__The records__
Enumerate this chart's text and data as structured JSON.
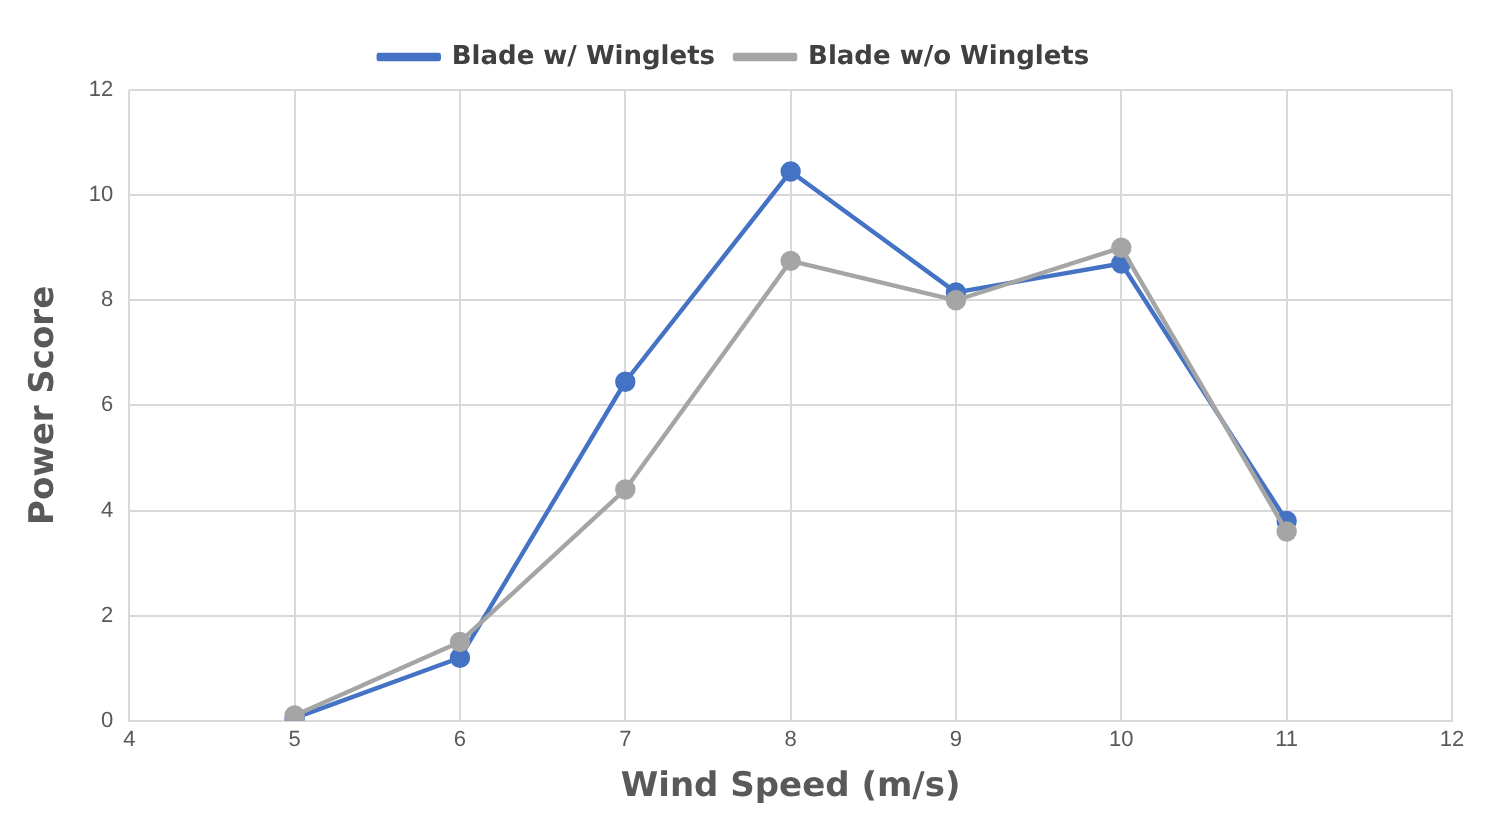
{
  "chart_data": {
    "type": "line",
    "xlabel": "Wind Speed (m/s)",
    "ylabel": "Power Score",
    "x": [
      5,
      6,
      7,
      8,
      9,
      10,
      11
    ],
    "series": [
      {
        "name": "Blade w/ Winglets",
        "color": "#4472c4",
        "values": [
          0.05,
          1.2,
          6.45,
          10.45,
          8.15,
          8.7,
          3.8
        ]
      },
      {
        "name": "Blade w/o Winglets",
        "color": "#a5a5a5",
        "values": [
          0.1,
          1.5,
          4.4,
          8.75,
          8.0,
          9.0,
          3.6
        ]
      }
    ],
    "xlim": [
      4,
      12
    ],
    "xticks": [
      4,
      5,
      6,
      7,
      8,
      9,
      10,
      11,
      12
    ],
    "ylim": [
      0,
      12
    ],
    "yticks": [
      0,
      2,
      4,
      6,
      8,
      10,
      12
    ],
    "grid": true,
    "legend": "top",
    "marker": "circle",
    "line_style": "solid"
  }
}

__Given instruction__
Return only the number of lines in the data above that include the word "Winglets".

__Expected output__
2